Below are the records. Gather each line that holds "обеспечению".

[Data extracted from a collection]
....................

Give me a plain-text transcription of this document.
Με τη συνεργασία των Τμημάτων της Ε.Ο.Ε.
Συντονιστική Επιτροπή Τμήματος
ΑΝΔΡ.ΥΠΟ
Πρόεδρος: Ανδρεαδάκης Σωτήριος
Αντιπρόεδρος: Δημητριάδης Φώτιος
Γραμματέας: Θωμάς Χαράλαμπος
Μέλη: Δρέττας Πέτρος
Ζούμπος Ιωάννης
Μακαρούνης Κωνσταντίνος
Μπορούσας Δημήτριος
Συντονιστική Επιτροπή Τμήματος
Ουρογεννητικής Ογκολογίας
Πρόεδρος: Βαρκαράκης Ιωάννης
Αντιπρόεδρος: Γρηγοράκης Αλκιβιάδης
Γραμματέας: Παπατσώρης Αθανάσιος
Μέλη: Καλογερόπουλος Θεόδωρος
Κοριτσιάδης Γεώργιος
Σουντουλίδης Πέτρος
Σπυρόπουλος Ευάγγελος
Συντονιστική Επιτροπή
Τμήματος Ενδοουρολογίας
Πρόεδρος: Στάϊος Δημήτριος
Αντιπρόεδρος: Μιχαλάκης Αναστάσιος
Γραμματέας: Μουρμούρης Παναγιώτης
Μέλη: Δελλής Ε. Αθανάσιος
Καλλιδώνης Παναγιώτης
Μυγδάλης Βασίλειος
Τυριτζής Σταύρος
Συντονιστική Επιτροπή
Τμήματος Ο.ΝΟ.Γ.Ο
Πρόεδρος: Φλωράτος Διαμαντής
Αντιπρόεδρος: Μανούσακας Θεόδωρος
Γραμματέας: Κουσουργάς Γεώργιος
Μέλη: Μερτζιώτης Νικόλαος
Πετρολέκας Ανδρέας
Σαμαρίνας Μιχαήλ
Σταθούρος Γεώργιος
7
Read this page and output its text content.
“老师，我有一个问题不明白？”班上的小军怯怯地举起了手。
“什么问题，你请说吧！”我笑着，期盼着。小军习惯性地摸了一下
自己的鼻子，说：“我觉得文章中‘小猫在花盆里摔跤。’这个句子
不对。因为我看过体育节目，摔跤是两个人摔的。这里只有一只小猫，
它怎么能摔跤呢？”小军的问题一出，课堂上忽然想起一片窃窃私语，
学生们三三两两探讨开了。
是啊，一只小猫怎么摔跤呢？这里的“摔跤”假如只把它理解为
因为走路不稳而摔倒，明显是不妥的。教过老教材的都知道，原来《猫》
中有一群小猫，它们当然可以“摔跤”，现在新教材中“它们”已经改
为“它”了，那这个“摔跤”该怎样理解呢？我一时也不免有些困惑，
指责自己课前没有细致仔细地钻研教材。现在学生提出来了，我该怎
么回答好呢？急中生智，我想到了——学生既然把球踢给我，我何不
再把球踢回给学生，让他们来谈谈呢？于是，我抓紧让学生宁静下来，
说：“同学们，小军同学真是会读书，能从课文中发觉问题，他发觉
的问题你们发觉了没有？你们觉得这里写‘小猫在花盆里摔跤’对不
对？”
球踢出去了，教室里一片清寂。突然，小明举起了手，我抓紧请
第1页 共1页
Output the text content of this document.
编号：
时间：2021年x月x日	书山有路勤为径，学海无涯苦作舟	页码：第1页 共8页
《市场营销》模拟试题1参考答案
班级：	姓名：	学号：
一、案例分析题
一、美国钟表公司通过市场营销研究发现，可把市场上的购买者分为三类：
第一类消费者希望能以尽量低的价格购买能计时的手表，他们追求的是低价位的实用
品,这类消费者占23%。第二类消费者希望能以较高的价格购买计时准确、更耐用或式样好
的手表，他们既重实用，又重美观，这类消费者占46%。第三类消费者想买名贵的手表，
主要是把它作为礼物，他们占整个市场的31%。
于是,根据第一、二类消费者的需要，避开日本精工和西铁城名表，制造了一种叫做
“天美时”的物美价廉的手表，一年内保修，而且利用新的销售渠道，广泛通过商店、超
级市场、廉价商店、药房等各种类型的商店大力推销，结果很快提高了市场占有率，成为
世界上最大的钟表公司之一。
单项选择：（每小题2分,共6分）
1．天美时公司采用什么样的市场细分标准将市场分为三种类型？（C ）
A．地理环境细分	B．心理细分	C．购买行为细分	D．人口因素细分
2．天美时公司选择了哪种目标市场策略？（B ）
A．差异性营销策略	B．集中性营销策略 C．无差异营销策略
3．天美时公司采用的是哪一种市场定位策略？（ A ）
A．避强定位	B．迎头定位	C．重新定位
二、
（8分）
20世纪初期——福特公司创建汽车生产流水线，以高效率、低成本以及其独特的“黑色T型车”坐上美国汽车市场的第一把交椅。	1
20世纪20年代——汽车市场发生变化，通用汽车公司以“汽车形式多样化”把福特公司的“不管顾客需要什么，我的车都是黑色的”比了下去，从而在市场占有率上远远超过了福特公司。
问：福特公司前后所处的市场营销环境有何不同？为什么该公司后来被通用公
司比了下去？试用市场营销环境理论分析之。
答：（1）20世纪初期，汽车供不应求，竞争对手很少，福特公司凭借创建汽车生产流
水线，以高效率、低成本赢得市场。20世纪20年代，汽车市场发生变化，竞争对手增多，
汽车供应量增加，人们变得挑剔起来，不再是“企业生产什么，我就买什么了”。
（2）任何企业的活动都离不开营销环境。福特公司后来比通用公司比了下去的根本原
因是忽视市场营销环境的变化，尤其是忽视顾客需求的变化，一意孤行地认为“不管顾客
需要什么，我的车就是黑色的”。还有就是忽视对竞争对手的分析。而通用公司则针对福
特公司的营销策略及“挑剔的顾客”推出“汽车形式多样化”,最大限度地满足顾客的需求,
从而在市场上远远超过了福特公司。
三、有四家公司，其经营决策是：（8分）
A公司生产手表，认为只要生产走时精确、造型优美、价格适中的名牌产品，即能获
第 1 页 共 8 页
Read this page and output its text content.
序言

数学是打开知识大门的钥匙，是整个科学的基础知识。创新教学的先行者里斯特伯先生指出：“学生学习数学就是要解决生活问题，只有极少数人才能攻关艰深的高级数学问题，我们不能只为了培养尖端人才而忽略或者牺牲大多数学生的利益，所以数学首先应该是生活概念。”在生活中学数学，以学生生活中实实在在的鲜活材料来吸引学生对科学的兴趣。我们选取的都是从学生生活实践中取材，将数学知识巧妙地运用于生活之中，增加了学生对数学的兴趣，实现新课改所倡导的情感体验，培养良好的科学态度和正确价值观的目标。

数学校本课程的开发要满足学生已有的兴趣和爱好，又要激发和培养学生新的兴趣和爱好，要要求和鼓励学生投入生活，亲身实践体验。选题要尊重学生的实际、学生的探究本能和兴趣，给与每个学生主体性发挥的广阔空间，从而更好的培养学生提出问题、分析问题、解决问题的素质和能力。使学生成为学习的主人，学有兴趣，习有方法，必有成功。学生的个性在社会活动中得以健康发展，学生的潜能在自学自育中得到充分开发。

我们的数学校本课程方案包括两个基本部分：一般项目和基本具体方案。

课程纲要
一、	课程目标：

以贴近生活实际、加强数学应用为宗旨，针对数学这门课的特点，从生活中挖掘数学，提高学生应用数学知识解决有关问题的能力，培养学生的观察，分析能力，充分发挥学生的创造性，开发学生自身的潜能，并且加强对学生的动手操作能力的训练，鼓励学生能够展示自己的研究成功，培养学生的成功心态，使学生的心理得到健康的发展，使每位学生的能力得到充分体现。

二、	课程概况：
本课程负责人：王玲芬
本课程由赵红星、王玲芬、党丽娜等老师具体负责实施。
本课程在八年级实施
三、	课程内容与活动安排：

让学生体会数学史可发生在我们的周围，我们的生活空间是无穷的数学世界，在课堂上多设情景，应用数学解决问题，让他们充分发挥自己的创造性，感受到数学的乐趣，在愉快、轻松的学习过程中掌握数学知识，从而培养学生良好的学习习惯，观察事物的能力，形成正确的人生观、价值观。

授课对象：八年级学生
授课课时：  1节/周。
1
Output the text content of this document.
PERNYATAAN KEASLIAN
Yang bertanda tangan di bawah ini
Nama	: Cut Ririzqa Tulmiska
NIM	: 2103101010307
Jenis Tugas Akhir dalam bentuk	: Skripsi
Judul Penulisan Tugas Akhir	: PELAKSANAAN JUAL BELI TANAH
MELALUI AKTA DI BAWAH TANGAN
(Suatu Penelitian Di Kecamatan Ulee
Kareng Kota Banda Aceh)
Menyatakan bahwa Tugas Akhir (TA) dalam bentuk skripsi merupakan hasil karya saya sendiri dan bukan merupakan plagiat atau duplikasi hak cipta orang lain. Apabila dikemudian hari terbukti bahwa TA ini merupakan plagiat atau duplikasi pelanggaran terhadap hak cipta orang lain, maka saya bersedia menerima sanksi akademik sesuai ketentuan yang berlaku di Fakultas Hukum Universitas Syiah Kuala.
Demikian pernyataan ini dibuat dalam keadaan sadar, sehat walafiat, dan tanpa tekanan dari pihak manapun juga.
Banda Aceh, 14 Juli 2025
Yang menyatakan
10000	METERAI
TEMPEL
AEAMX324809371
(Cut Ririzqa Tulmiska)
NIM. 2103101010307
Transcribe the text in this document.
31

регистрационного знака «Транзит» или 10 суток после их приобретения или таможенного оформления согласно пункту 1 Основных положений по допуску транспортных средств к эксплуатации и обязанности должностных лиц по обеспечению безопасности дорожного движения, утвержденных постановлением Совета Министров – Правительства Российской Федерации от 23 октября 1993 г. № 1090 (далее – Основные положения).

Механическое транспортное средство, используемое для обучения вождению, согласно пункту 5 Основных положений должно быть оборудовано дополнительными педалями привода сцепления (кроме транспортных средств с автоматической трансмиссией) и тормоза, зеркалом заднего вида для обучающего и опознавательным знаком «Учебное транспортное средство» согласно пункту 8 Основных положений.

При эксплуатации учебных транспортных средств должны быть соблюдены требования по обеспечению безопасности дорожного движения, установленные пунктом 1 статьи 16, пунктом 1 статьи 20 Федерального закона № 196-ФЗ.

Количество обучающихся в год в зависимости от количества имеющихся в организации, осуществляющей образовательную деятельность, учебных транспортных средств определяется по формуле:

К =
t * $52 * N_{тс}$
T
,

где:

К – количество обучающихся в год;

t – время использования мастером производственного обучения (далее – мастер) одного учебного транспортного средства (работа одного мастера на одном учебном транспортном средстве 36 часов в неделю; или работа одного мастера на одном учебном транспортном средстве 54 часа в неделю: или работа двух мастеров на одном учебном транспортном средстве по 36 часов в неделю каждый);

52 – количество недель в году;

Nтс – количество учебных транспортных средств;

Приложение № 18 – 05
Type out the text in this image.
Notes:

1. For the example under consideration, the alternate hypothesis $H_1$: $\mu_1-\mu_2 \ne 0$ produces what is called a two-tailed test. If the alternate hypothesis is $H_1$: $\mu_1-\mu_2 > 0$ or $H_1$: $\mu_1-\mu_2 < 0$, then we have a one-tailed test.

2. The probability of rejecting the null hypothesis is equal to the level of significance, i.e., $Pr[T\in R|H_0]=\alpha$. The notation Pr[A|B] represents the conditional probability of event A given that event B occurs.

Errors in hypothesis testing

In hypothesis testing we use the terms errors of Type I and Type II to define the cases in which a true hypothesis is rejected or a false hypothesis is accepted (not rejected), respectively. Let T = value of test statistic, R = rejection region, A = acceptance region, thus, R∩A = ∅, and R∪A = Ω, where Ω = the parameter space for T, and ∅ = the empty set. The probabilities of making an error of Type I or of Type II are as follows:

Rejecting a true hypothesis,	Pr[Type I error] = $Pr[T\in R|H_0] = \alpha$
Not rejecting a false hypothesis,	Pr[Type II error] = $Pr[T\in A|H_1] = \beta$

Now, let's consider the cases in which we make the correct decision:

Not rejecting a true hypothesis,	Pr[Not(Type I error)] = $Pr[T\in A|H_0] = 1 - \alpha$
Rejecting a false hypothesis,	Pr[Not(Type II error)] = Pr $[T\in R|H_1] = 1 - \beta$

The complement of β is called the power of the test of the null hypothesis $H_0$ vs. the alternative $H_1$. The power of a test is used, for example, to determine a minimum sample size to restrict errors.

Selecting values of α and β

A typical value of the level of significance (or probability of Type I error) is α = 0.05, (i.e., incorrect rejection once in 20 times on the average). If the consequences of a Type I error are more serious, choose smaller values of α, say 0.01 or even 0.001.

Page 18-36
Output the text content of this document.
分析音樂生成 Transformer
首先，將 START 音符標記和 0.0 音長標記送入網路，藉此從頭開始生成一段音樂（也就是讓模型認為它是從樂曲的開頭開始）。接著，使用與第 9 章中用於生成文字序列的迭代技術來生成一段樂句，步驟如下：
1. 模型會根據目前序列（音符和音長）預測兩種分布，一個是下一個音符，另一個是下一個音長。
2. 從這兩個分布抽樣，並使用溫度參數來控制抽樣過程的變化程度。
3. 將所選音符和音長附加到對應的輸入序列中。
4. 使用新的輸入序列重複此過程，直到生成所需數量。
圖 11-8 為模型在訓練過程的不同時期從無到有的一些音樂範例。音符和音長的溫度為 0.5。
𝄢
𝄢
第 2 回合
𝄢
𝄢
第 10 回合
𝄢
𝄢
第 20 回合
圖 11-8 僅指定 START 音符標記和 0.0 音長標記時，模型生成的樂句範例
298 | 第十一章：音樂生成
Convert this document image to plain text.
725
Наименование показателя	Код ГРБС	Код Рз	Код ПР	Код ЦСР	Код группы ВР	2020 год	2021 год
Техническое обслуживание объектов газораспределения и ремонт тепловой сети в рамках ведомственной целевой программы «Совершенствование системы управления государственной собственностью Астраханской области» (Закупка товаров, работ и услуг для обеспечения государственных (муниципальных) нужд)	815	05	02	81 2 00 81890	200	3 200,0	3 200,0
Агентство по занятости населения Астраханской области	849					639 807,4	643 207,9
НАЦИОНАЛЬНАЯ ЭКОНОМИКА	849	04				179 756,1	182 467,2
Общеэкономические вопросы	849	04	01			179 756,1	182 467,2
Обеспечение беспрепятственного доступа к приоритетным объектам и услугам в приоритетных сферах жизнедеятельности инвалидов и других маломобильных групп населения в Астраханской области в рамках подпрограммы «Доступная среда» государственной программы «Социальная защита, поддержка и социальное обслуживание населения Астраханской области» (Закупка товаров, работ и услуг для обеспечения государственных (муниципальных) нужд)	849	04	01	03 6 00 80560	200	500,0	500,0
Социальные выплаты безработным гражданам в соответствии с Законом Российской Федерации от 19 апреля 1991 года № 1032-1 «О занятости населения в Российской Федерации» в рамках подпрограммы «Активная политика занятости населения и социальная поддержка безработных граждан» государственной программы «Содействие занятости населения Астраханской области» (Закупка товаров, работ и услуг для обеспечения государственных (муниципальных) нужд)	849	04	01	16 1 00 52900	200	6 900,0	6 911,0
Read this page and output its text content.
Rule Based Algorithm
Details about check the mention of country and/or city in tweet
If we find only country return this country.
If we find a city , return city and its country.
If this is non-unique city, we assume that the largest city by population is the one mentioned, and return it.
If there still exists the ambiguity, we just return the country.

....................

**CORRECT OUTPUT:**
регистрационного знака «Транзит» или 10 суток после их приобретения или таможенного оформления согласно пункту 1 Основных положений по допуску транспортных средств к эксплуатации и обязанности должностных лиц по обеспечению безопасности дорожного движения, утвержденных постановлением Совета Министров – Правительства Российской Федерации от 23 октября 1993 г. № 1090 (далее – Основные положения).
При эксплуатации учебных транспортных средств должны быть соблюдены требования по обеспечению безопасности дорожного движения, установленные пунктом 1 статьи 16, пунктом 1 статьи 20 Федерального закона № 196-ФЗ.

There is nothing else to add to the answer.